Given instruction
Copy all lines holding the word "Pitri" from the entries.

Recorded information
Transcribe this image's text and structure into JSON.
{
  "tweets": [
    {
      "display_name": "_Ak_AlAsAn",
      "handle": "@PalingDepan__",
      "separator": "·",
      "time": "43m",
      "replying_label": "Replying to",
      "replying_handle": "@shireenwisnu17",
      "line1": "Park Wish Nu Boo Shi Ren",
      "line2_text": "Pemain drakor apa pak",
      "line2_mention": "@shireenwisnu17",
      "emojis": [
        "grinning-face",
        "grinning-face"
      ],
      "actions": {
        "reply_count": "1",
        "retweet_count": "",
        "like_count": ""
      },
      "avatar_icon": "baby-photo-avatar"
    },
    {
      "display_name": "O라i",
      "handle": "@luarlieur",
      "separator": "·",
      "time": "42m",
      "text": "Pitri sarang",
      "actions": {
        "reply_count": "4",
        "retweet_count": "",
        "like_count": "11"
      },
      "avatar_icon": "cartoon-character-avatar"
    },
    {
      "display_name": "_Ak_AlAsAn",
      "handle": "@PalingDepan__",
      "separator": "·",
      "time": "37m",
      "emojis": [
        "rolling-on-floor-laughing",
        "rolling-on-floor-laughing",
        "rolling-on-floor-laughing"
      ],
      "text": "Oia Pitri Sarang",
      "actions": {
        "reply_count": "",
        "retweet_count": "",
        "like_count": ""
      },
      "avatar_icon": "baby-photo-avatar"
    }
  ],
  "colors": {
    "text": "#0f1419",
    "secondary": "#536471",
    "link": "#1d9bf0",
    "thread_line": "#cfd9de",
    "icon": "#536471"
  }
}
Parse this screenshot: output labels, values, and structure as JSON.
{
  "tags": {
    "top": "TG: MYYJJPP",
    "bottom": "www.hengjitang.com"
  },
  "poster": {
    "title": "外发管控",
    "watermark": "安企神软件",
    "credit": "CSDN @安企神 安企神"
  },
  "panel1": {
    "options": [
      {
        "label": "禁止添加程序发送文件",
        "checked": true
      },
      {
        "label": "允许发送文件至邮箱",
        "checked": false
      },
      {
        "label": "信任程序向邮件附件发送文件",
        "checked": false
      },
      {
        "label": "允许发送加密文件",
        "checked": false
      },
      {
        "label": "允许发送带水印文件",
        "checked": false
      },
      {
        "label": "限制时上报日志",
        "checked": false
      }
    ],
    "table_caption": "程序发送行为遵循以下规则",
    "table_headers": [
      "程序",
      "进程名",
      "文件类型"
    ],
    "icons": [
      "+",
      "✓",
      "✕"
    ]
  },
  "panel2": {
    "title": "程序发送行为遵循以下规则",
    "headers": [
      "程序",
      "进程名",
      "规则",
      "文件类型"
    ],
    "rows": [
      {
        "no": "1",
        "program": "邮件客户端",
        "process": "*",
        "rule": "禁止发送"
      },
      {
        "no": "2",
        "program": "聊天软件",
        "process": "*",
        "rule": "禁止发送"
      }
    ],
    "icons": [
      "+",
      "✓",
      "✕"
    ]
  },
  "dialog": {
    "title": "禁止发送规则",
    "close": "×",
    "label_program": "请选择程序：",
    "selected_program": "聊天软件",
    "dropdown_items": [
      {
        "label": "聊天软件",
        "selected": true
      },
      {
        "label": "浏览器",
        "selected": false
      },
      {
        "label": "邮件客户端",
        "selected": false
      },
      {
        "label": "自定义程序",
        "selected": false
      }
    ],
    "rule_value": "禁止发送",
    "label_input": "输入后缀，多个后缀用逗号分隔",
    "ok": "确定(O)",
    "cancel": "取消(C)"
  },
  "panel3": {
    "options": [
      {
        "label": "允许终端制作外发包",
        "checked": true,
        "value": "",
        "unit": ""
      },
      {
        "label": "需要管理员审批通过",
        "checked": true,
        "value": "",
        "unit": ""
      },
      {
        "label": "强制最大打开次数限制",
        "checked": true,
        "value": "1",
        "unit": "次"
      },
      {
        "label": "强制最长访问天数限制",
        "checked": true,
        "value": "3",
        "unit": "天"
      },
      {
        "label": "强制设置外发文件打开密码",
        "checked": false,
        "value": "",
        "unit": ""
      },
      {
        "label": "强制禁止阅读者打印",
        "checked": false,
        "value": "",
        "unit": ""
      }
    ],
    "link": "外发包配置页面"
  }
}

Answer to this task
      "text": "Pitri sarang",
      "text": "Oia Pitri Sarang",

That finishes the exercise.